- [EXERCISE DETAILS]
Exactly as written, please set down all of the entries again, with no pictures.
Start of EXTRACTED INFORMATION
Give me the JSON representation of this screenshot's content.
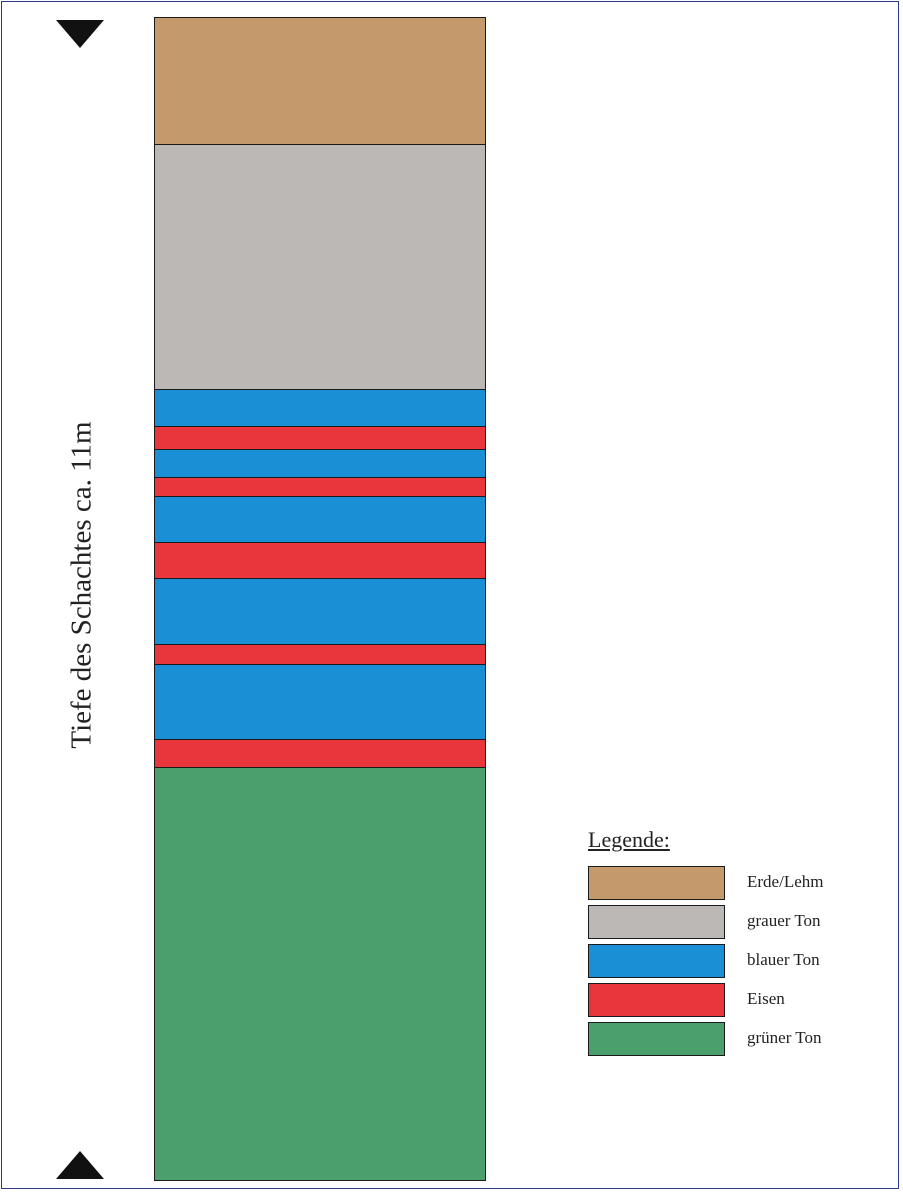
{
  "depth_label": "Tiefe des Schachtes ca. 11m",
  "materials": {
    "erde": {
      "name": "Erde/Lehm",
      "color": "#c49a6c"
    },
    "grau": {
      "name": "grauer Ton",
      "color": "#bbb8b5"
    },
    "blau": {
      "name": "blauer Ton",
      "color": "#1b8fd6"
    },
    "eisen": {
      "name": "Eisen",
      "color": "#e8363c"
    },
    "gruen": {
      "name": "grüner Ton",
      "color": "#4a9f6c"
    }
  },
  "legend": {
    "title": "Legende:",
    "items": [
      {
        "label": "Erde/Lehm",
        "color": "#c49a6c"
      },
      {
        "label": "grauer Ton",
        "color": "#bbb8b5"
      },
      {
        "label": "blauer Ton",
        "color": "#1b8fd6"
      },
      {
        "label": "Eisen",
        "color": "#e8363c"
      },
      {
        "label": "grüner Ton",
        "color": "#4a9f6c"
      }
    ]
  },
  "profile": {
    "top_depth_m": 0,
    "bottom_depth_m": 11,
    "layers": [
      {
        "material": "erde",
        "thickness_m": 1.2
      },
      {
        "material": "grau",
        "thickness_m": 2.32
      },
      {
        "material": "blau",
        "thickness_m": 0.35
      },
      {
        "material": "eisen",
        "thickness_m": 0.22
      },
      {
        "material": "blau",
        "thickness_m": 0.26
      },
      {
        "material": "eisen",
        "thickness_m": 0.18
      },
      {
        "material": "blau",
        "thickness_m": 0.44
      },
      {
        "material": "eisen",
        "thickness_m": 0.34
      },
      {
        "material": "blau",
        "thickness_m": 0.62
      },
      {
        "material": "eisen",
        "thickness_m": 0.19
      },
      {
        "material": "blau",
        "thickness_m": 0.71
      },
      {
        "material": "eisen",
        "thickness_m": 0.26
      },
      {
        "material": "gruen",
        "thickness_m": 3.91
      }
    ]
  }
}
End of EXTRACTED INFORMATION
- [RESPONSE BELOW]
Give me the JSON representation of this screenshot's content.
{
  "depth_label": "Tiefe des Schachtes ca. 11m",
  "materials": {
    "erde": {
      "name": "Erde/Lehm",
      "color": "#c49a6c"
    },
    "grau": {
      "name": "grauer Ton",
      "color": "#bbb8b5"
    },
    "blau": {
      "name": "blauer Ton",
      "color": "#1b8fd6"
    },
    "eisen": {
      "name": "Eisen",
      "color": "#e8363c"
    },
    "gruen": {
      "name": "grüner Ton",
      "color": "#4a9f6c"
    }
  },
  "legend": {
    "title": "Legende:",
    "items": [
      {
        "label": "Erde/Lehm",
        "color": "#c49a6c"
      },
      {
        "label": "grauer Ton",
        "color": "#bbb8b5"
      },
      {
        "label": "blauer Ton",
        "color": "#1b8fd6"
      },
      {
        "label": "Eisen",
        "color": "#e8363c"
      },
      {
        "label": "grüner Ton",
        "color": "#4a9f6c"
      }
    ]
  },
  "profile": {
    "top_depth_m": 0,
    "bottom_depth_m": 11,
    "layers": [
      {
        "material": "erde",
        "thickness_m": 1.2
      },
      {
        "material": "grau",
        "thickness_m": 2.32
      },
      {
        "material": "blau",
        "thickness_m": 0.35
      },
      {
        "material": "eisen",
        "thickness_m": 0.22
      },
      {
        "material": "blau",
        "thickness_m": 0.26
      },
      {
        "material": "eisen",
        "thickness_m": 0.18
      },
      {
        "material": "blau",
        "thickness_m": 0.44
      },
      {
        "material": "eisen",
        "thickness_m": 0.34
      },
      {
        "material": "blau",
        "thickness_m": 0.62
      },
      {
        "material": "eisen",
        "thickness_m": 0.19
      },
      {
        "material": "blau",
        "thickness_m": 0.71
      },
      {
        "material": "eisen",
        "thickness_m": 0.26
      },
      {
        "material": "gruen",
        "thickness_m": 3.91
      }
    ]
  }
}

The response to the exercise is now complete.